**PROBLEM REQUIREMENTS**
Will you extract the entries word for word? Images should not appear in the copy.

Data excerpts
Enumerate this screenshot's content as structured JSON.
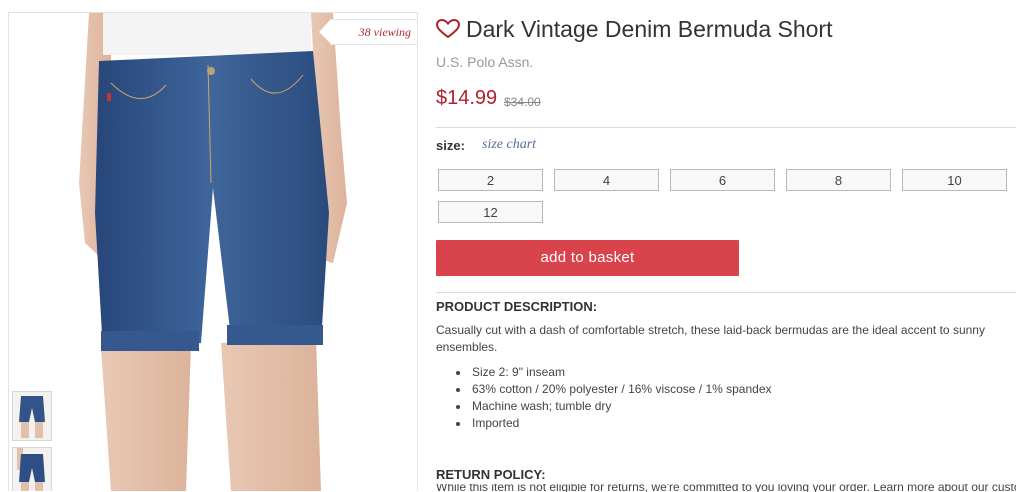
{
  "product": {
    "title": "Dark Vintage Denim Bermuda Short",
    "brand": "U.S. Polo Assn.",
    "price": "$14.99",
    "old_price": "$34.00",
    "viewing": "38 viewing"
  },
  "size": {
    "label": "size:",
    "chart_link": "size chart",
    "options": [
      "2",
      "4",
      "6",
      "8",
      "10",
      "12"
    ]
  },
  "cart": {
    "add_label": "add to basket"
  },
  "description": {
    "heading": "PRODUCT DESCRIPTION:",
    "text": "Casually cut with a dash of comfortable stretch, these laid-back bermudas are the ideal accent to sunny ensembles.",
    "bullets": [
      "Size 2: 9\" inseam",
      "63% cotton / 20% polyester / 16% viscose / 1% spandex",
      "Machine wash; tumble dry",
      "Imported"
    ]
  },
  "returns": {
    "heading": "RETURN POLICY:",
    "text": "While this item is not eligible for returns, we're committed to you loving your order. Learn more about our customer"
  },
  "colors": {
    "accent": "#d9434c",
    "price": "#b1212d",
    "link": "#5b6f9a",
    "denim": "#2c4e7f"
  }
}
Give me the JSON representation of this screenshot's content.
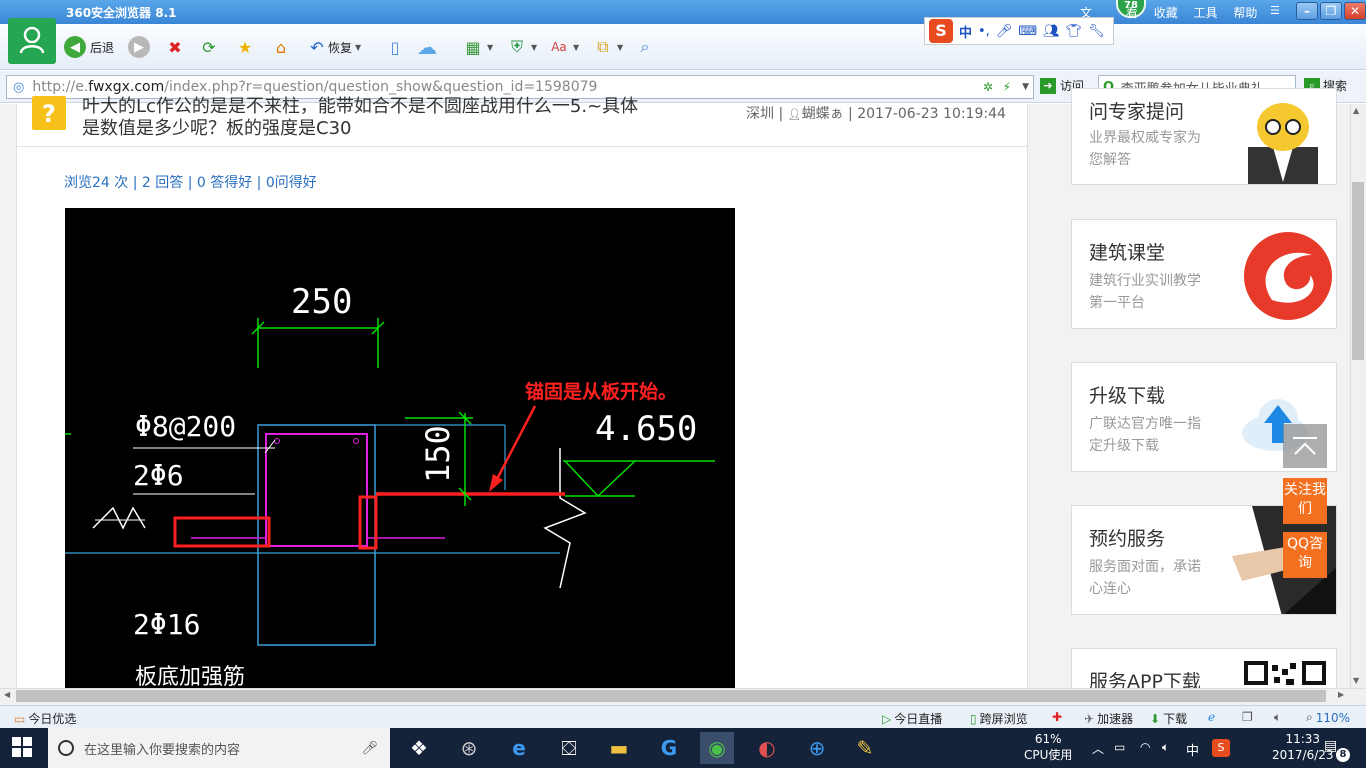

**FULL RESPONSE**
Enumerate this screenshot's content as structured JSON.
{
  "product": {
    "title": "Dark Vintage Denim Bermuda Short",
    "brand": "U.S. Polo Assn.",
    "price": "$14.99",
    "old_price": "$34.00",
    "viewing": "38 viewing"
  },
  "size": {
    "label": "size:",
    "chart_link": "size chart",
    "options": [
      "2",
      "4",
      "6",
      "8",
      "10",
      "12"
    ]
  },
  "cart": {
    "add_label": "add to basket"
  },
  "description": {
    "heading": "PRODUCT DESCRIPTION:",
    "text": "Casually cut with a dash of comfortable stretch, these laid-back bermudas are the ideal accent to sunny ensembles.",
    "bullets": [
      "Size 2: 9\" inseam",
      "63% cotton / 20% polyester / 16% viscose / 1% spandex",
      "Machine wash; tumble dry",
      "Imported"
    ]
  },
  "returns": {
    "heading": "RETURN POLICY:",
    "text": "While this item is not eligible for returns, we're committed to you loving your order. Learn more about our customer"
  },
  "colors": {
    "accent": "#d9434c",
    "price": "#b1212d",
    "link": "#5b6f9a",
    "denim": "#2c4e7f"
  }
}
Give me the JSON representation of this screenshot's content.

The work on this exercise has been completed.